• **Task goal**: Restate the entries word for word, omitting nothing.

[Collected data]
▼

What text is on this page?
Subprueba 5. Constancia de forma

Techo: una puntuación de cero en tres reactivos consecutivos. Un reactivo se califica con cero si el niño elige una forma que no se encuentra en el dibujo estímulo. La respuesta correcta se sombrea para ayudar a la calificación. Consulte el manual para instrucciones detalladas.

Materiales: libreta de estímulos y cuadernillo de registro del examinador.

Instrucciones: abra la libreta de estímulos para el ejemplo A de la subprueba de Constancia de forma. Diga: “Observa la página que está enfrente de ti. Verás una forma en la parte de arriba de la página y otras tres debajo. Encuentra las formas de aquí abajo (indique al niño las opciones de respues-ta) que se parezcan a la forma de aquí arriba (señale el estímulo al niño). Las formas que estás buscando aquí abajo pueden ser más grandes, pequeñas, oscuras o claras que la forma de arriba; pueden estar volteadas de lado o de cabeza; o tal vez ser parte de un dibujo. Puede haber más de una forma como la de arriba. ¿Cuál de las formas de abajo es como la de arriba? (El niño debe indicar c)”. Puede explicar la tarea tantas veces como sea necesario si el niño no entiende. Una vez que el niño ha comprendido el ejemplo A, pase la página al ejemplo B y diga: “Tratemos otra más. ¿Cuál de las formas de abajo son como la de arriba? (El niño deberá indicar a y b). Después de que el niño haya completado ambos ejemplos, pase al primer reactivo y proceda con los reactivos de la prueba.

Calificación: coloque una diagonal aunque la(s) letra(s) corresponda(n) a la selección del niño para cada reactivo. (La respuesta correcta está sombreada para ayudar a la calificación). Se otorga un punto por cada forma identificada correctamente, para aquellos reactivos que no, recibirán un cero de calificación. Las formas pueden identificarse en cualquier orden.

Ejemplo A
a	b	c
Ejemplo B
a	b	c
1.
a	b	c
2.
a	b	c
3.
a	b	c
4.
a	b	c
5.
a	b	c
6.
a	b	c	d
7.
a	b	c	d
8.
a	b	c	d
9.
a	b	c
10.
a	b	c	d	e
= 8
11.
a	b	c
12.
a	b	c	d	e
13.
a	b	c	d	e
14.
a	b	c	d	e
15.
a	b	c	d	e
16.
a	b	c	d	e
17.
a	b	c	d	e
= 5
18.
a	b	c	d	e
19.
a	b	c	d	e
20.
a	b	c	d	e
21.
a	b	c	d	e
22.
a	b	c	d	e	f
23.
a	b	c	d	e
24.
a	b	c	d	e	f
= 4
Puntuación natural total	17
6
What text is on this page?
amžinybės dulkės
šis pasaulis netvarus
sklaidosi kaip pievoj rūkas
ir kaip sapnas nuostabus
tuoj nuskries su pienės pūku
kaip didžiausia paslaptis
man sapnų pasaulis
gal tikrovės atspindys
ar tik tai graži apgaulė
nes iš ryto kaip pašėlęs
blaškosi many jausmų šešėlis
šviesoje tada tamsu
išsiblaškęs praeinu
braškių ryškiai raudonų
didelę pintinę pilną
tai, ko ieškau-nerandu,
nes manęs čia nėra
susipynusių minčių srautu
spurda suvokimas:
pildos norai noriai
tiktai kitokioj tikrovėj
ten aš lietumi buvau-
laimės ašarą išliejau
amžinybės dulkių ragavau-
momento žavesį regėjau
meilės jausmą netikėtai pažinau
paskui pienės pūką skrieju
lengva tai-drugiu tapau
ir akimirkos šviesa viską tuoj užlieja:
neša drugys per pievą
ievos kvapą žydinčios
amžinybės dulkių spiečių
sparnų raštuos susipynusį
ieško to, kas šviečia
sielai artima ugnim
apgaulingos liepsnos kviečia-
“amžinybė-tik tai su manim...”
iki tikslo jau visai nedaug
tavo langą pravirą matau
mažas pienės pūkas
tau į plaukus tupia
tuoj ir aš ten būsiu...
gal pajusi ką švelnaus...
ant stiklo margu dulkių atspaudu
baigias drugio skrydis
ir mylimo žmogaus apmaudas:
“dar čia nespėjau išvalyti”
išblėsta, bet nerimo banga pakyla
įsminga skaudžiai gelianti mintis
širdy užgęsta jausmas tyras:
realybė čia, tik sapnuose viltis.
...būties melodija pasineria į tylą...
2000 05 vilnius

▲

• **Response below**:
What text is on this page?
Subprueba 5. Constancia de forma

Techo: una puntuación de cero en tres reactivos consecutivos. Un reactivo se califica con cero si el niño elige una forma que no se encuentra en el dibujo estímulo. La respuesta correcta se sombrea para ayudar a la calificación. Consulte el manual para instrucciones detalladas.

Materiales: libreta de estímulos y cuadernillo de registro del examinador.

Instrucciones: abra la libreta de estímulos para el ejemplo A de la subprueba de Constancia de forma. Diga: “Observa la página que está enfrente de ti. Verás una forma en la parte de arriba de la página y otras tres debajo. Encuentra las formas de aquí abajo (indique al niño las opciones de respues-ta) que se parezcan a la forma de aquí arriba (señale el estímulo al niño). Las formas que estás buscando aquí abajo pueden ser más grandes, pequeñas, oscuras o claras que la forma de arriba; pueden estar volteadas de lado o de cabeza; o tal vez ser parte de un dibujo. Puede haber más de una forma como la de arriba. ¿Cuál de las formas de abajo es como la de arriba? (El niño debe indicar c)”. Puede explicar la tarea tantas veces como sea necesario si el niño no entiende. Una vez que el niño ha comprendido el ejemplo A, pase la página al ejemplo B y diga: “Tratemos otra más. ¿Cuál de las formas de abajo son como la de arriba? (El niño deberá indicar a y b). Después de que el niño haya completado ambos ejemplos, pase al primer reactivo y proceda con los reactivos de la prueba.

Calificación: coloque una diagonal aunque la(s) letra(s) corresponda(n) a la selección del niño para cada reactivo. (La respuesta correcta está sombreada para ayudar a la calificación). Se otorga un punto por cada forma identificada correctamente, para aquellos reactivos que no, recibirán un cero de calificación. Las formas pueden identificarse en cualquier orden.

Ejemplo A
a	b	c
Ejemplo B
a	b	c
1.
a	b	c
2.
a	b	c
3.
a	b	c
4.
a	b	c
5.
a	b	c
6.
a	b	c	d
7.
a	b	c	d
8.
a	b	c	d
9.
a	b	c
10.
a	b	c	d	e
= 8
11.
a	b	c
12.
a	b	c	d	e
13.
a	b	c	d	e
14.
a	b	c	d	e
15.
a	b	c	d	e
16.
a	b	c	d	e
17.
a	b	c	d	e
= 5
18.
a	b	c	d	e
19.
a	b	c	d	e
20.
a	b	c	d	e
21.
a	b	c	d	e
22.
a	b	c	d	e	f
23.
a	b	c	d	e
24.
a	b	c	d	e	f
= 4
Puntuación natural total	17
6
What text is on this page?
amžinybės dulkės
šis pasaulis netvarus
sklaidosi kaip pievoj rūkas
ir kaip sapnas nuostabus
tuoj nuskries su pienės pūku
kaip didžiausia paslaptis
man sapnų pasaulis
gal tikrovės atspindys
ar tik tai graži apgaulė
nes iš ryto kaip pašėlęs
blaškosi many jausmų šešėlis
šviesoje tada tamsu
išsiblaškęs praeinu
braškių ryškiai raudonų
didelę pintinę pilną
tai, ko ieškau-nerandu,
nes manęs čia nėra
susipynusių minčių srautu
spurda suvokimas:
pildos norai noriai
tiktai kitokioj tikrovėj
ten aš lietumi buvau-
laimės ašarą išliejau
amžinybės dulkių ragavau-
momento žavesį regėjau
meilės jausmą netikėtai pažinau
paskui pienės pūką skrieju
lengva tai-drugiu tapau
ir akimirkos šviesa viską tuoj užlieja:
neša drugys per pievą
ievos kvapą žydinčios
amžinybės dulkių spiečių
sparnų raštuos susipynusį
ieško to, kas šviečia
sielai artima ugnim
apgaulingos liepsnos kviečia-
“amžinybė-tik tai su manim...”
iki tikslo jau visai nedaug
tavo langą pravirą matau
mažas pienės pūkas
tau į plaukus tupia
tuoj ir aš ten būsiu...
gal pajusi ką švelnaus...
ant stiklo margu dulkių atspaudu
baigias drugio skrydis
ir mylimo žmogaus apmaudas:
“dar čia nespėjau išvalyti”
išblėsta, bet nerimo banga pakyla
įsminga skaudžiai gelianti mintis
širdy užgęsta jausmas tyras:
realybė čia, tik sapnuose viltis.
...būties melodija pasineria į tylą...
2000 05 vilnius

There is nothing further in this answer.